WHAT TO PRODUCE: Go through the entries below and write each one out exactly.

:: EXERCISE MATERIALS

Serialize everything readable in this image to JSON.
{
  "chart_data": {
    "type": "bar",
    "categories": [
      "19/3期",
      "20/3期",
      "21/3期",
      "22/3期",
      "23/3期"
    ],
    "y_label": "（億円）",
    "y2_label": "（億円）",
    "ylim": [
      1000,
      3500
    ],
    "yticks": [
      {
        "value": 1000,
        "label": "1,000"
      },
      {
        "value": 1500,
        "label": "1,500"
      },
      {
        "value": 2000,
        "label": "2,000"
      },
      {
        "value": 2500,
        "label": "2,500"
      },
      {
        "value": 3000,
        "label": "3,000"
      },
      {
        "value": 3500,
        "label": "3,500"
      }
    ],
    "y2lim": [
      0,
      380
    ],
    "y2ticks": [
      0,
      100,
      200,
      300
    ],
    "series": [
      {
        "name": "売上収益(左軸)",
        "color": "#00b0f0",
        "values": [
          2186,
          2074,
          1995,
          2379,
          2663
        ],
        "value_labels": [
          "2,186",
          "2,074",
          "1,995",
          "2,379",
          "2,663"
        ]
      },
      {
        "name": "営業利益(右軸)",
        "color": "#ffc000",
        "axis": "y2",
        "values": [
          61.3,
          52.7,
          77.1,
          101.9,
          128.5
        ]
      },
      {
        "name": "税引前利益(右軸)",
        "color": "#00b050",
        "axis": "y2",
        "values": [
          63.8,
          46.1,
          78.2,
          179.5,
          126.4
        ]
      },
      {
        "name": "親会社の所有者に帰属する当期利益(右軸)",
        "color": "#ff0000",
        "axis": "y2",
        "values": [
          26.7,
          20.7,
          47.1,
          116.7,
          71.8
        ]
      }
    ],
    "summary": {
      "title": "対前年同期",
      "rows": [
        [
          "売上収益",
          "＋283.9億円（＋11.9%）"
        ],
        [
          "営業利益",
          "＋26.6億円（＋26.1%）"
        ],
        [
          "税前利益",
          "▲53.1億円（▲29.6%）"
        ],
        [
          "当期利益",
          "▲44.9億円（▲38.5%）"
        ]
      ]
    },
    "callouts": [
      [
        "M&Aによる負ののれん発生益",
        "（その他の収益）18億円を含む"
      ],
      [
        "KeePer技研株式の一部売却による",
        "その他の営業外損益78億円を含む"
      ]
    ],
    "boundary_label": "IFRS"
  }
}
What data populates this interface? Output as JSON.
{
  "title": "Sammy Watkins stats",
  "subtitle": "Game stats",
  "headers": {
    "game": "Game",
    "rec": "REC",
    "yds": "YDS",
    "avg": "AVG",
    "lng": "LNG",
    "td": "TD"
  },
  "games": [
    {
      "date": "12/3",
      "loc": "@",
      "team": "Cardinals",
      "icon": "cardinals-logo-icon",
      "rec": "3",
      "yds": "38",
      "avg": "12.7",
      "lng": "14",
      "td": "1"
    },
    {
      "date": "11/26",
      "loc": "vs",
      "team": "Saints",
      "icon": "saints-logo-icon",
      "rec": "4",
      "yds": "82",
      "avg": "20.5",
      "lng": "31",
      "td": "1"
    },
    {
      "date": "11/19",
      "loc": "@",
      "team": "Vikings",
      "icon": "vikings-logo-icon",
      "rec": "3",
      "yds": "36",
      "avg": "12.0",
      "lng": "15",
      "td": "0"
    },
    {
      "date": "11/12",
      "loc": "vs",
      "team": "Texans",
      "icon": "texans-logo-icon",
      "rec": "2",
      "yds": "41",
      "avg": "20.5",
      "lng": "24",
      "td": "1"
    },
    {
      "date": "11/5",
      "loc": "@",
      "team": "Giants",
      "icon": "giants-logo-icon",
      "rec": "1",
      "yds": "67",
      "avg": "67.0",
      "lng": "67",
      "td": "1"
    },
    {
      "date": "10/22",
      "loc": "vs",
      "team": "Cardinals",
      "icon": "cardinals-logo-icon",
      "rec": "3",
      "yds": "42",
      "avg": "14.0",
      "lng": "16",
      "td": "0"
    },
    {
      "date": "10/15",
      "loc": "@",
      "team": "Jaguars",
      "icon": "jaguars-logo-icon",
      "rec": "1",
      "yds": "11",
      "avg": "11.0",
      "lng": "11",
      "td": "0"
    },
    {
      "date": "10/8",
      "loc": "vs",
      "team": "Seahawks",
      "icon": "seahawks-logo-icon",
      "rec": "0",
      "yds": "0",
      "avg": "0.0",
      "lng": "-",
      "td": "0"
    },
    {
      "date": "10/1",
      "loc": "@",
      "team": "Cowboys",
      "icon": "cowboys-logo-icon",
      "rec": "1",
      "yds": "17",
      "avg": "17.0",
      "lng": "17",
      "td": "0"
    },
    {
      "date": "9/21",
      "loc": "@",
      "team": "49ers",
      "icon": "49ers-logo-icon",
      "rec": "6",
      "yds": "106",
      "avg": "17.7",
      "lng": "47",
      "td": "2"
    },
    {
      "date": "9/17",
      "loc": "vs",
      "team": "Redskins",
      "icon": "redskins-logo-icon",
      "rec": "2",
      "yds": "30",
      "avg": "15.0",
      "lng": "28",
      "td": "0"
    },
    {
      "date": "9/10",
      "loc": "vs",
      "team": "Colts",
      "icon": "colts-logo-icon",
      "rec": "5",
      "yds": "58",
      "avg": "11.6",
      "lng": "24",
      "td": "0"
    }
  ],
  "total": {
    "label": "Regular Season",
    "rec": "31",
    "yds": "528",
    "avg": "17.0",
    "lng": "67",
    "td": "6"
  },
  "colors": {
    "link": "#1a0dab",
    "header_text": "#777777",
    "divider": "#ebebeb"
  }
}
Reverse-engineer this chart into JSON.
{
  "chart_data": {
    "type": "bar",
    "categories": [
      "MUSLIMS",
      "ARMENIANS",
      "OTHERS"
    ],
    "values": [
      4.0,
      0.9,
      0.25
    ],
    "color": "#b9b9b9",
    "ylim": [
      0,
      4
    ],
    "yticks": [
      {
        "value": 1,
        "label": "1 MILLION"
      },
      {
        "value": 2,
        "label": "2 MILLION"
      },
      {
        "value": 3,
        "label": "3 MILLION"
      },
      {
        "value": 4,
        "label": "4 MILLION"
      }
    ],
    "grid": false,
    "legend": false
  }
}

::::

TASK SOLUTION:
Serialize everything readable in this image to JSON.
{
  "chart_data": {
    "type": "bar",
    "categories": [
      "19/3期",
      "20/3期",
      "21/3期",
      "22/3期",
      "23/3期"
    ],
    "y_label": "（億円）",
    "y2_label": "（億円）",
    "ylim": [
      1000,
      3500
    ],
    "yticks": [
      {
        "value": 1000,
        "label": "1,000"
      },
      {
        "value": 1500,
        "label": "1,500"
      },
      {
        "value": 2000,
        "label": "2,000"
      },
      {
        "value": 2500,
        "label": "2,500"
      },
      {
        "value": 3000,
        "label": "3,000"
      },
      {
        "value": 3500,
        "label": "3,500"
      }
    ],
    "y2lim": [
      0,
      380
    ],
    "y2ticks": [
      0,
      100,
      200,
      300
    ],
    "series": [
      {
        "name": "売上収益(左軸)",
        "color": "#00b0f0",
        "values": [
          2186,
          2074,
          1995,
          2379,
          2663
        ],
        "value_labels": [
          "2,186",
          "2,074",
          "1,995",
          "2,379",
          "2,663"
        ]
      },
      {
        "name": "営業利益(右軸)",
        "color": "#ffc000",
        "axis": "y2",
        "values": [
          61.3,
          52.7,
          77.1,
          101.9,
          128.5
        ]
      },
      {
        "name": "税引前利益(右軸)",
        "color": "#00b050",
        "axis": "y2",
        "values": [
          63.8,
          46.1,
          78.2,
          179.5,
          126.4
        ]
      },
      {
        "name": "親会社の所有者に帰属する当期利益(右軸)",
        "color": "#ff0000",
        "axis": "y2",
        "values": [
          26.7,
          20.7,
          47.1,
          116.7,
          71.8
        ]
      }
    ],
    "summary": {
      "title": "対前年同期",
      "rows": [
        [
          "売上収益",
          "＋283.9億円（＋11.9%）"
        ],
        [
          "営業利益",
          "＋26.6億円（＋26.1%）"
        ],
        [
          "税前利益",
          "▲53.1億円（▲29.6%）"
        ],
        [
          "当期利益",
          "▲44.9億円（▲38.5%）"
        ]
      ]
    },
    "callouts": [
      [
        "M&Aによる負ののれん発生益",
        "（その他の収益）18億円を含む"
      ],
      [
        "KeePer技研株式の一部売却による",
        "その他の営業外損益78億円を含む"
      ]
    ],
    "boundary_label": "IFRS"
  }
}
What data populates this interface? Output as JSON.
{
  "title": "Sammy Watkins stats",
  "subtitle": "Game stats",
  "headers": {
    "game": "Game",
    "rec": "REC",
    "yds": "YDS",
    "avg": "AVG",
    "lng": "LNG",
    "td": "TD"
  },
  "games": [
    {
      "date": "12/3",
      "loc": "@",
      "team": "Cardinals",
      "icon": "cardinals-logo-icon",
      "rec": "3",
      "yds": "38",
      "avg": "12.7",
      "lng": "14",
      "td": "1"
    },
    {
      "date": "11/26",
      "loc": "vs",
      "team": "Saints",
      "icon": "saints-logo-icon",
      "rec": "4",
      "yds": "82",
      "avg": "20.5",
      "lng": "31",
      "td": "1"
    },
    {
      "date": "11/19",
      "loc": "@",
      "team": "Vikings",
      "icon": "vikings-logo-icon",
      "rec": "3",
      "yds": "36",
      "avg": "12.0",
      "lng": "15",
      "td": "0"
    },
    {
      "date": "11/12",
      "loc": "vs",
      "team": "Texans",
      "icon": "texans-logo-icon",
      "rec": "2",
      "yds": "41",
      "avg": "20.5",
      "lng": "24",
      "td": "1"
    },
    {
      "date": "11/5",
      "loc": "@",
      "team": "Giants",
      "icon": "giants-logo-icon",
      "rec": "1",
      "yds": "67",
      "avg": "67.0",
      "lng": "67",
      "td": "1"
    },
    {
      "date": "10/22",
      "loc": "vs",
      "team": "Cardinals",
      "icon": "cardinals-logo-icon",
      "rec": "3",
      "yds": "42",
      "avg": "14.0",
      "lng": "16",
      "td": "0"
    },
    {
      "date": "10/15",
      "loc": "@",
      "team": "Jaguars",
      "icon": "jaguars-logo-icon",
      "rec": "1",
      "yds": "11",
      "avg": "11.0",
      "lng": "11",
      "td": "0"
    },
    {
      "date": "10/8",
      "loc": "vs",
      "team": "Seahawks",
      "icon": "seahawks-logo-icon",
      "rec": "0",
      "yds": "0",
      "avg": "0.0",
      "lng": "-",
      "td": "0"
    },
    {
      "date": "10/1",
      "loc": "@",
      "team": "Cowboys",
      "icon": "cowboys-logo-icon",
      "rec": "1",
      "yds": "17",
      "avg": "17.0",
      "lng": "17",
      "td": "0"
    },
    {
      "date": "9/21",
      "loc": "@",
      "team": "49ers",
      "icon": "49ers-logo-icon",
      "rec": "6",
      "yds": "106",
      "avg": "17.7",
      "lng": "47",
      "td": "2"
    },
    {
      "date": "9/17",
      "loc": "vs",
      "team": "Redskins",
      "icon": "redskins-logo-icon",
      "rec": "2",
      "yds": "30",
      "avg": "15.0",
      "lng": "28",
      "td": "0"
    },
    {
      "date": "9/10",
      "loc": "vs",
      "team": "Colts",
      "icon": "colts-logo-icon",
      "rec": "5",
      "yds": "58",
      "avg": "11.6",
      "lng": "24",
      "td": "0"
    }
  ],
  "total": {
    "label": "Regular Season",
    "rec": "31",
    "yds": "528",
    "avg": "17.0",
    "lng": "67",
    "td": "6"
  },
  "colors": {
    "link": "#1a0dab",
    "header_text": "#777777",
    "divider": "#ebebeb"
  }
}
Reverse-engineer this chart into JSON.
{
  "chart_data": {
    "type": "bar",
    "categories": [
      "MUSLIMS",
      "ARMENIANS",
      "OTHERS"
    ],
    "values": [
      4.0,
      0.9,
      0.25
    ],
    "color": "#b9b9b9",
    "ylim": [
      0,
      4
    ],
    "yticks": [
      {
        "value": 1,
        "label": "1 MILLION"
      },
      {
        "value": 2,
        "label": "2 MILLION"
      },
      {
        "value": 3,
        "label": "3 MILLION"
      },
      {
        "value": 4,
        "label": "4 MILLION"
      }
    ],
    "grid": false,
    "legend": false
  }
}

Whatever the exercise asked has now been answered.